§ **Aim of the exercise**
Keep only those lines of the records that include the string "ВЫБЕРИТЕ".

§ **Available data**
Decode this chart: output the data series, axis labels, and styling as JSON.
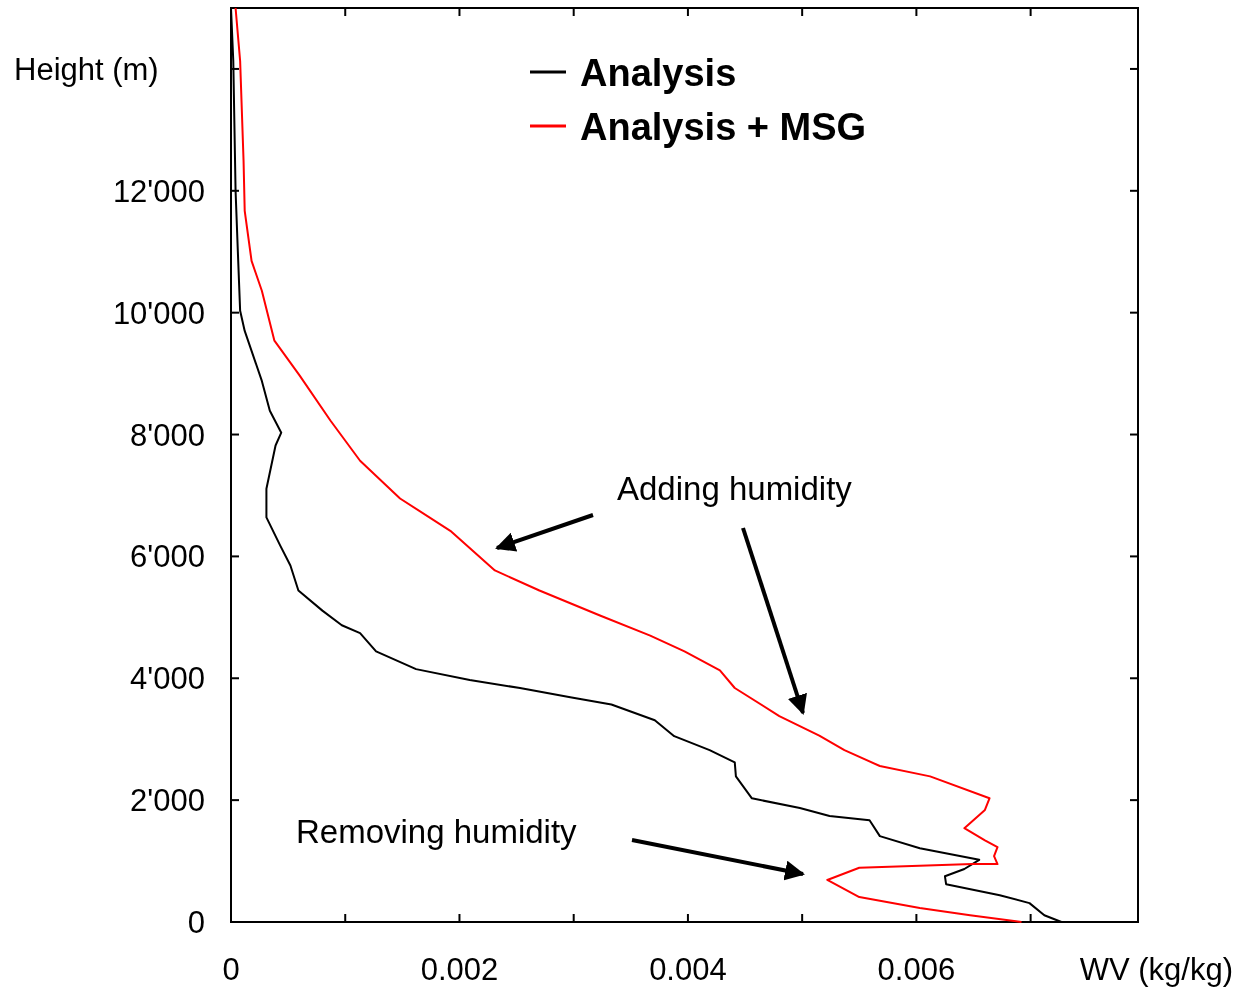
{
  "chart_data": {
    "type": "line",
    "xlabel": "WV (kg/kg)",
    "ylabel": "Height (m)",
    "xlim": [
      0,
      0.00794
    ],
    "ylim": [
      0,
      15000
    ],
    "xticks": [
      0,
      {
        "value": 0.001,
        "label": null
      },
      0.002,
      {
        "value": 0.003,
        "label": null
      },
      0.004,
      {
        "value": 0.005,
        "label": null
      },
      0.006,
      {
        "value": 0.007,
        "label": null
      }
    ],
    "yticks": [
      0,
      {
        "value": 2000,
        "label": "2'000"
      },
      {
        "value": 4000,
        "label": "4'000"
      },
      {
        "value": 6000,
        "label": "6'000"
      },
      {
        "value": 8000,
        "label": "8'000"
      },
      {
        "value": 10000,
        "label": "10'000"
      },
      {
        "value": 12000,
        "label": "12'000"
      },
      {
        "value": 14000,
        "label": null
      }
    ],
    "grid": false,
    "legend": "top",
    "marker": "none",
    "line_style": "solid",
    "annotations": [
      "Adding humidity",
      "Removing humidity"
    ],
    "series": [
      {
        "name": "Analysis",
        "color": "#000000",
        "x": [
          0,
          2e-05,
          4e-05,
          6e-05,
          8e-05,
          0.00012,
          0.00027,
          0.00034,
          0.00044,
          0.00039,
          0.00031,
          0.00031,
          0.00043,
          0.00052,
          0.00059,
          0.0008,
          0.00097,
          0.00113,
          0.00127,
          0.00162,
          0.00209,
          0.00253,
          0.00297,
          0.00333,
          0.00371,
          0.00388,
          0.00419,
          0.00441,
          0.00442,
          0.00456,
          0.00498,
          0.00524,
          0.00559,
          0.00568,
          0.00603,
          0.00655,
          0.00642,
          0.00625,
          0.00626,
          0.00673,
          0.00699,
          0.00712,
          0.00727
        ],
        "values": [
          15000,
          14130,
          12000,
          11000,
          10030,
          9700,
          8880,
          8390,
          8030,
          7820,
          7110,
          6640,
          6180,
          5850,
          5440,
          5110,
          4870,
          4740,
          4440,
          4150,
          3970,
          3840,
          3690,
          3570,
          3310,
          3050,
          2820,
          2620,
          2390,
          2030,
          1870,
          1740,
          1670,
          1410,
          1210,
          1020,
          870,
          750,
          620,
          440,
          310,
          110,
          0
        ]
      },
      {
        "name": "Analysis + MSG",
        "color": "#ff0000",
        "x": [
          4e-05,
          8e-05,
          0.00011,
          0.00012,
          0.00018,
          0.00027,
          0.00038,
          0.0006,
          0.00087,
          0.00113,
          0.00148,
          0.00192,
          0.00231,
          0.0027,
          0.00323,
          0.00367,
          0.00397,
          0.00428,
          0.00441,
          0.0048,
          0.00515,
          0.00537,
          0.00568,
          0.00612,
          0.00664,
          0.0066,
          0.00642,
          0.0066,
          0.00671,
          0.00668,
          0.00671,
          0.00649,
          0.0055,
          0.00522,
          0.0055,
          0.00603,
          0.00647,
          0.00692
        ],
        "values": [
          15000,
          14130,
          12490,
          11670,
          10850,
          10360,
          9540,
          8970,
          8230,
          7570,
          6950,
          6420,
          5770,
          5440,
          5030,
          4700,
          4440,
          4130,
          3840,
          3380,
          3060,
          2820,
          2560,
          2390,
          2030,
          1840,
          1540,
          1340,
          1230,
          1080,
          950,
          950,
          890,
          690,
          410,
          230,
          110,
          0
        ]
      }
    ]
  }
}
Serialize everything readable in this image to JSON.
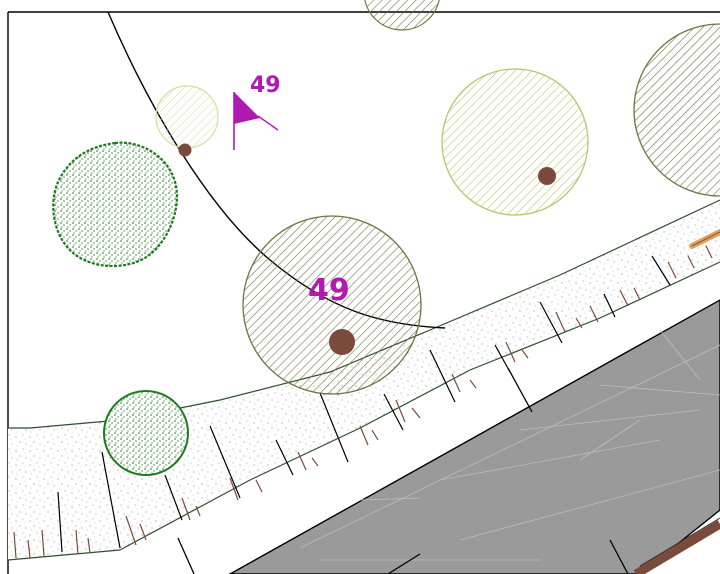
{
  "plan": {
    "labels": {
      "flag_number": "49",
      "tree_number": "49"
    }
  },
  "colors": {
    "label_magenta": "#b01ab0",
    "pavement_gray": "#9a9a9a",
    "shrub_green": "#1f7a1f",
    "tree_light_olive": "#b9c472",
    "tree_pale": "#d8dca0",
    "tree_dark_olive": "#6e7440",
    "trunk_brown": "#7a4b3a",
    "curb_line": "#000000",
    "bench_tan": "#e0a060",
    "bench_brown": "#7a4b3a"
  },
  "icons": {
    "flag": "survey-flag-icon"
  }
}
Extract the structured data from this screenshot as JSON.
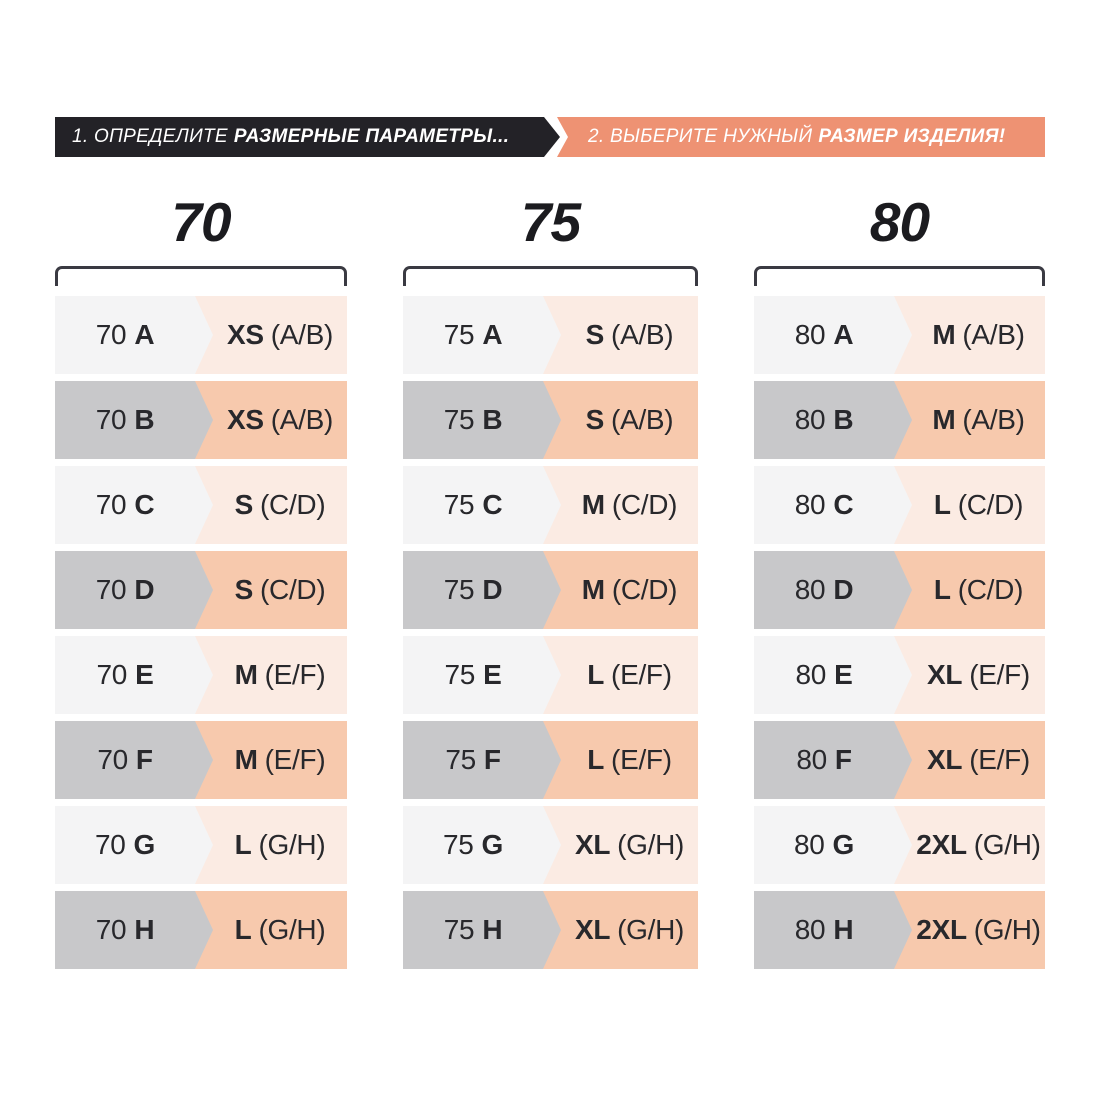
{
  "banners": {
    "step1": {
      "prefix": "1. ОПРЕДЕЛИТЕ",
      "emphasis": "РАЗМЕРНЫЕ ПАРАМЕТРЫ..."
    },
    "step2": {
      "prefix": "2. ВЫБЕРИТЕ НУЖНЫЙ",
      "emphasis": "РАЗМЕР ИЗДЕЛИЯ!"
    }
  },
  "colors": {
    "banner_black": "#232227",
    "banner_salmon": "#ee9273",
    "banner_text": "#ffffff",
    "row_light_left": "#f4f4f5",
    "row_light_right": "#fbebe3",
    "row_dark_left": "#c8c8ca",
    "row_dark_right": "#f7c9ad",
    "bracket": "#3a3a42",
    "text": "#28282c",
    "page_bg": "#ffffff"
  },
  "columns": [
    {
      "header": "70",
      "rows": [
        {
          "band": "70",
          "cup": "A",
          "size": "XS",
          "range": "(A/B)"
        },
        {
          "band": "70",
          "cup": "B",
          "size": "XS",
          "range": "(A/B)"
        },
        {
          "band": "70",
          "cup": "C",
          "size": "S",
          "range": "(C/D)"
        },
        {
          "band": "70",
          "cup": "D",
          "size": "S",
          "range": "(C/D)"
        },
        {
          "band": "70",
          "cup": "E",
          "size": "M",
          "range": "(E/F)"
        },
        {
          "band": "70",
          "cup": "F",
          "size": "M",
          "range": "(E/F)"
        },
        {
          "band": "70",
          "cup": "G",
          "size": "L",
          "range": "(G/H)"
        },
        {
          "band": "70",
          "cup": "H",
          "size": "L",
          "range": "(G/H)"
        }
      ]
    },
    {
      "header": "75",
      "rows": [
        {
          "band": "75",
          "cup": "A",
          "size": "S",
          "range": "(A/B)"
        },
        {
          "band": "75",
          "cup": "B",
          "size": "S",
          "range": "(A/B)"
        },
        {
          "band": "75",
          "cup": "C",
          "size": "M",
          "range": "(C/D)"
        },
        {
          "band": "75",
          "cup": "D",
          "size": "M",
          "range": "(C/D)"
        },
        {
          "band": "75",
          "cup": "E",
          "size": "L",
          "range": "(E/F)"
        },
        {
          "band": "75",
          "cup": "F",
          "size": "L",
          "range": "(E/F)"
        },
        {
          "band": "75",
          "cup": "G",
          "size": "XL",
          "range": "(G/H)"
        },
        {
          "band": "75",
          "cup": "H",
          "size": "XL",
          "range": "(G/H)"
        }
      ]
    },
    {
      "header": "80",
      "rows": [
        {
          "band": "80",
          "cup": "A",
          "size": "M",
          "range": "(A/B)"
        },
        {
          "band": "80",
          "cup": "B",
          "size": "M",
          "range": "(A/B)"
        },
        {
          "band": "80",
          "cup": "C",
          "size": "L",
          "range": "(C/D)"
        },
        {
          "band": "80",
          "cup": "D",
          "size": "L",
          "range": "(C/D)"
        },
        {
          "band": "80",
          "cup": "E",
          "size": "XL",
          "range": "(E/F)"
        },
        {
          "band": "80",
          "cup": "F",
          "size": "XL",
          "range": "(E/F)"
        },
        {
          "band": "80",
          "cup": "G",
          "size": "2XL",
          "range": "(G/H)"
        },
        {
          "band": "80",
          "cup": "H",
          "size": "2XL",
          "range": "(G/H)"
        }
      ]
    }
  ],
  "chart_data": {
    "type": "table",
    "steps": [
      "1. ОПРЕДЕЛИТЕ РАЗМЕРНЫЕ ПАРАМЕТРЫ...",
      "2. ВЫБЕРИТЕ НУЖНЫЙ РАЗМЕР ИЗДЕЛИЯ!"
    ],
    "groups": [
      {
        "band": "70",
        "pairs": [
          [
            "70 A",
            "XS (A/B)"
          ],
          [
            "70 B",
            "XS (A/B)"
          ],
          [
            "70 C",
            "S (C/D)"
          ],
          [
            "70 D",
            "S (C/D)"
          ],
          [
            "70 E",
            "M (E/F)"
          ],
          [
            "70 F",
            "M (E/F)"
          ],
          [
            "70 G",
            "L (G/H)"
          ],
          [
            "70 H",
            "L (G/H)"
          ]
        ]
      },
      {
        "band": "75",
        "pairs": [
          [
            "75 A",
            "S (A/B)"
          ],
          [
            "75 B",
            "S (A/B)"
          ],
          [
            "75 C",
            "M (C/D)"
          ],
          [
            "75 D",
            "M (C/D)"
          ],
          [
            "75 E",
            "L (E/F)"
          ],
          [
            "75 F",
            "L (E/F)"
          ],
          [
            "75 G",
            "XL (G/H)"
          ],
          [
            "75 H",
            "XL (G/H)"
          ]
        ]
      },
      {
        "band": "80",
        "pairs": [
          [
            "80 A",
            "M (A/B)"
          ],
          [
            "80 B",
            "M (A/B)"
          ],
          [
            "80 C",
            "L (C/D)"
          ],
          [
            "80 D",
            "L (C/D)"
          ],
          [
            "80 E",
            "XL (E/F)"
          ],
          [
            "80 F",
            "XL (E/F)"
          ],
          [
            "80 G",
            "2XL (G/H)"
          ],
          [
            "80 H",
            "2XL (G/H)"
          ]
        ]
      }
    ]
  }
}
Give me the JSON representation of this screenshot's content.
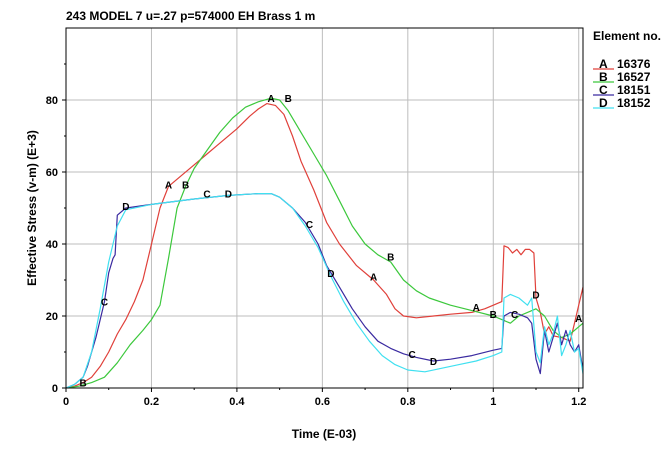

§ **Finished exercise**
      "prefix": "2. ВЫБЕРИТЕ НУЖНЫЙ",
      "2. ВЫБЕРИТЕ НУЖНЫЙ РАЗМЕР ИЗДЕЛИЯ!"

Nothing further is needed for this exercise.